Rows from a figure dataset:
----------
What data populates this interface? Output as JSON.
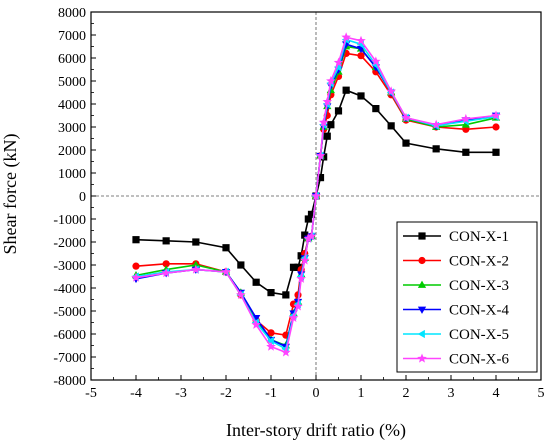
{
  "chart_data": {
    "type": "line",
    "xlabel": "Inter-story drift ratio (%)",
    "ylabel": "Shear force (kN)",
    "xlim": [
      -5,
      5
    ],
    "ylim": [
      -8000,
      8000
    ],
    "xticks": [
      -5,
      -4,
      -3,
      -2,
      -1,
      0,
      1,
      2,
      3,
      4,
      5
    ],
    "yticks": [
      -8000,
      -7000,
      -6000,
      -5000,
      -4000,
      -3000,
      -2000,
      -1000,
      0,
      1000,
      2000,
      3000,
      4000,
      5000,
      6000,
      7000,
      8000
    ],
    "grid": false,
    "zero_lines": true,
    "legend_position": "bottom-right",
    "x": [
      -4.0,
      -3.33,
      -2.67,
      -2.0,
      -1.67,
      -1.33,
      -1.0,
      -0.67,
      -0.5,
      -0.4,
      -0.33,
      -0.25,
      -0.17,
      -0.1,
      0.0,
      0.1,
      0.17,
      0.25,
      0.33,
      0.5,
      0.67,
      1.0,
      1.33,
      1.67,
      2.0,
      2.67,
      3.33,
      4.0
    ],
    "series": [
      {
        "name": "CON-X-1",
        "color": "#000000",
        "marker": "square",
        "values": [
          -1900,
          -1950,
          -2000,
          -2250,
          -3000,
          -3750,
          -4200,
          -4300,
          -3100,
          -3100,
          -2600,
          -1700,
          -1000,
          -800,
          0,
          800,
          1700,
          2600,
          3100,
          3700,
          4600,
          4350,
          3800,
          3050,
          2300,
          2050,
          1900,
          1900
        ]
      },
      {
        "name": "CON-X-2",
        "color": "#ff0000",
        "marker": "circle",
        "values": [
          -3050,
          -2950,
          -2950,
          -3300,
          -4300,
          -5400,
          -5950,
          -6050,
          -4700,
          -4300,
          -3200,
          -2500,
          -1850,
          -1750,
          0,
          1750,
          2900,
          3500,
          4400,
          5200,
          6200,
          6100,
          5400,
          4400,
          3300,
          3000,
          2900,
          3000
        ]
      },
      {
        "name": "CON-X-3",
        "color": "#00cc00",
        "marker": "triangle-up",
        "values": [
          -3450,
          -3200,
          -3000,
          -3300,
          -4200,
          -5400,
          -6250,
          -6500,
          -5100,
          -4600,
          -3400,
          -2700,
          -1850,
          -1750,
          0,
          1750,
          3000,
          3900,
          4600,
          5400,
          6500,
          6400,
          5600,
          4500,
          3350,
          3000,
          3100,
          3400
        ]
      },
      {
        "name": "CON-X-4",
        "color": "#0000ff",
        "marker": "triangle-down",
        "values": [
          -3600,
          -3350,
          -3200,
          -3300,
          -4200,
          -5300,
          -6250,
          -6550,
          -5100,
          -4600,
          -3400,
          -2700,
          -1850,
          -1750,
          0,
          1750,
          3000,
          3900,
          4800,
          5500,
          6600,
          6400,
          5600,
          4500,
          3400,
          3050,
          3300,
          3500
        ]
      },
      {
        "name": "CON-X-5",
        "color": "#00e5ff",
        "marker": "triangle-left",
        "values": [
          -3500,
          -3300,
          -3200,
          -3300,
          -4300,
          -5500,
          -6300,
          -6650,
          -5200,
          -4700,
          -3500,
          -2700,
          -1850,
          -1750,
          0,
          1750,
          3100,
          4000,
          4900,
          5600,
          6800,
          6600,
          5700,
          4500,
          3400,
          3050,
          3250,
          3450
        ]
      },
      {
        "name": "CON-X-6",
        "color": "#ff44ff",
        "marker": "star",
        "values": [
          -3550,
          -3350,
          -3200,
          -3300,
          -4300,
          -5600,
          -6550,
          -6800,
          -5300,
          -4800,
          -3600,
          -2800,
          -1850,
          -1750,
          0,
          1750,
          3200,
          4100,
          5000,
          5800,
          6900,
          6750,
          5850,
          4550,
          3400,
          3100,
          3350,
          3500
        ]
      }
    ]
  }
}
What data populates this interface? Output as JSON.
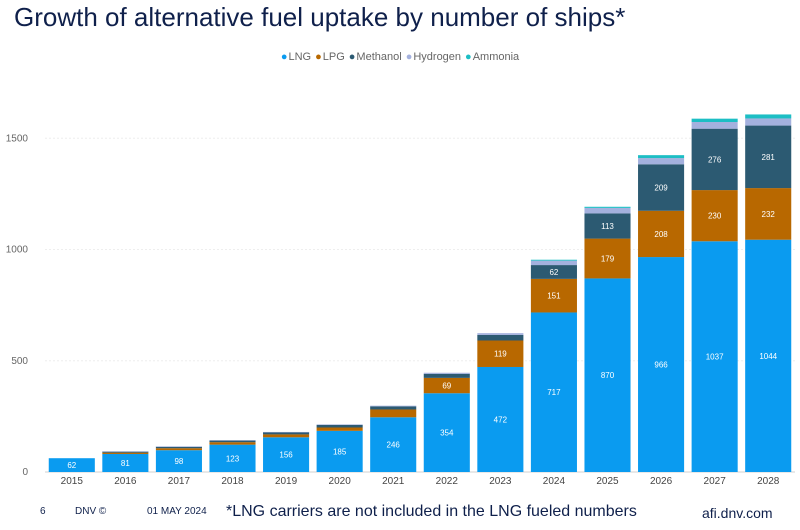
----------
STATED TASK:
Gather all lines with the string "marker" from the data.

EXPECTED ANSWER:
        "marker": "square",
        "marker": "circle",
        "marker": "triangle-up",
        "marker": "triangle-down",
        "marker": "triangle-left",
        "marker": "star",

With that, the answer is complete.